— start Dataset records —

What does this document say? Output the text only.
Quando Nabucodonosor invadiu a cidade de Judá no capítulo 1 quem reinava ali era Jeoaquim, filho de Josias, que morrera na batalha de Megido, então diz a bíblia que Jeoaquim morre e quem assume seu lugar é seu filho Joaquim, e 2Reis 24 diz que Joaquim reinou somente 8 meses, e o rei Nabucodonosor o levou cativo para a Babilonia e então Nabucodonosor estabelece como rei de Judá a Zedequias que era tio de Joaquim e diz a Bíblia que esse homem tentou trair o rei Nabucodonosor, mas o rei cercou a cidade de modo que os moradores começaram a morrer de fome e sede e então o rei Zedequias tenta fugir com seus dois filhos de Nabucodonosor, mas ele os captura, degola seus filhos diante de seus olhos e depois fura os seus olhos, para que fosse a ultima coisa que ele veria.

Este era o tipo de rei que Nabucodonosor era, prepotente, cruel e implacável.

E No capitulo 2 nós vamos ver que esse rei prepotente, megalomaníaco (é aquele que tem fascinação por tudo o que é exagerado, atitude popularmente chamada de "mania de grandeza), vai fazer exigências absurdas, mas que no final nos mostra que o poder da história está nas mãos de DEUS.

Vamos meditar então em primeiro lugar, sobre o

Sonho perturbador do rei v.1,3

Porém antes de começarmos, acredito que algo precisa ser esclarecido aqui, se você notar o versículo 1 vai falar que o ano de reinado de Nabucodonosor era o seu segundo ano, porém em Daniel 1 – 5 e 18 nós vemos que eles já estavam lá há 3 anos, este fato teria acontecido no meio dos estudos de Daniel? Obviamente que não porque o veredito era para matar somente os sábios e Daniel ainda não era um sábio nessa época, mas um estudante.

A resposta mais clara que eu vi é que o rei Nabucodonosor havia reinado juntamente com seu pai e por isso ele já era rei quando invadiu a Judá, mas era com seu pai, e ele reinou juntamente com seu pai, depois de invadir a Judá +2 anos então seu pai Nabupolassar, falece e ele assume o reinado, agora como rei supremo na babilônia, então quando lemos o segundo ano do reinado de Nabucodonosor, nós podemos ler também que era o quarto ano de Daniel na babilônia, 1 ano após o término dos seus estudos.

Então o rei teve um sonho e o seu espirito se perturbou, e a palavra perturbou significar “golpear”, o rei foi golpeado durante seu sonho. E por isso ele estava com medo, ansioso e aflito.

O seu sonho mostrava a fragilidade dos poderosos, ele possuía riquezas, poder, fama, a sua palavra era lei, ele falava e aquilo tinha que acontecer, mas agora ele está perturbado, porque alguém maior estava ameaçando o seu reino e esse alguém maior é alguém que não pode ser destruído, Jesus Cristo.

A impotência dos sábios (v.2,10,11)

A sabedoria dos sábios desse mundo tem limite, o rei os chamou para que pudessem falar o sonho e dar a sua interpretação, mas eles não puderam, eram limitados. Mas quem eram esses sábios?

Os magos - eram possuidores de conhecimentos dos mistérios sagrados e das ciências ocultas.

— end Dataset records —

## Aim of the task
Set out every line from the material that contains the string "sábios".

## Response to this exercise
Porém antes de começarmos, acredito que algo precisa ser esclarecido aqui, se você notar o versículo 1 vai falar que o ano de reinado de Nabucodonosor era o seu segundo ano, porém em Daniel 1 – 5 e 18 nós vemos que eles já estavam lá há 3 anos, este fato teria acontecido no meio dos estudos de Daniel? Obviamente que não porque o veredito era para matar somente os sábios e Daniel ainda não era um sábio nessa época, mas um estudante.
A impotência dos sábios (v.2,10,11)
A sabedoria dos sábios desse mundo tem limite, o rei os chamou para que pudessem falar o sonho e dar a sua interpretação, mas eles não puderam, eram limitados. Mas quem eram esses sábios?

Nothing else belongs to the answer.